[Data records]
- - -

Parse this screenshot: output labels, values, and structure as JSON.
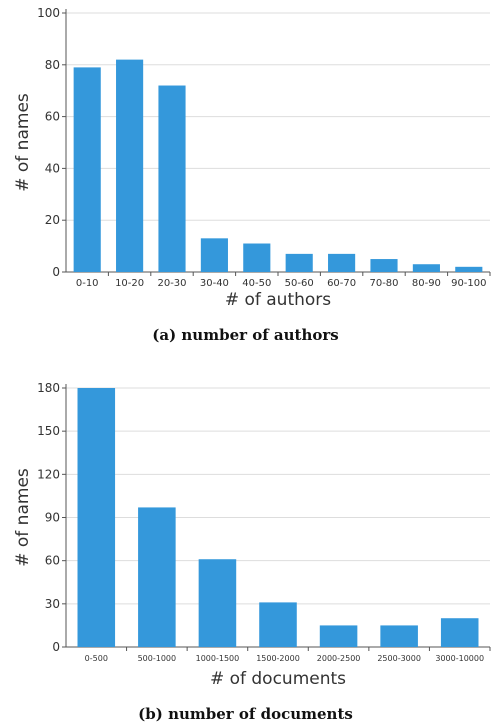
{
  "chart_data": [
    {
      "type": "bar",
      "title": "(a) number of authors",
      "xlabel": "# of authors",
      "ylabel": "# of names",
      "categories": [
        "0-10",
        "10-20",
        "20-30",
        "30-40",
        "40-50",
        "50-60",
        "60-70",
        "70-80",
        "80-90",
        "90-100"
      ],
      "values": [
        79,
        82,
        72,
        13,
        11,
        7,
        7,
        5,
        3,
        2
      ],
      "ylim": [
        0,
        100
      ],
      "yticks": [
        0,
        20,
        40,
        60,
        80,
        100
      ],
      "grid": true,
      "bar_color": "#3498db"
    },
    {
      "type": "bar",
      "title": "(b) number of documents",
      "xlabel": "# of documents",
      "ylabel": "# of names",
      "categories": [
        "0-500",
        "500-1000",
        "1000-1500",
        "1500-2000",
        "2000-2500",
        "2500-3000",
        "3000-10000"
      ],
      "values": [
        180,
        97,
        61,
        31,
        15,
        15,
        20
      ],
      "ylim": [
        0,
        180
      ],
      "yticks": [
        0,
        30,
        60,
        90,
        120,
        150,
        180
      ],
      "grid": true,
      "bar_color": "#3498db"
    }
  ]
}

- - -

TASK TO COMPLETE:
Find the lines above that include the string "documents" and copy them.

OUTPUT BELOW:
      "title": "(b) number of documents",
      "xlabel": "# of documents",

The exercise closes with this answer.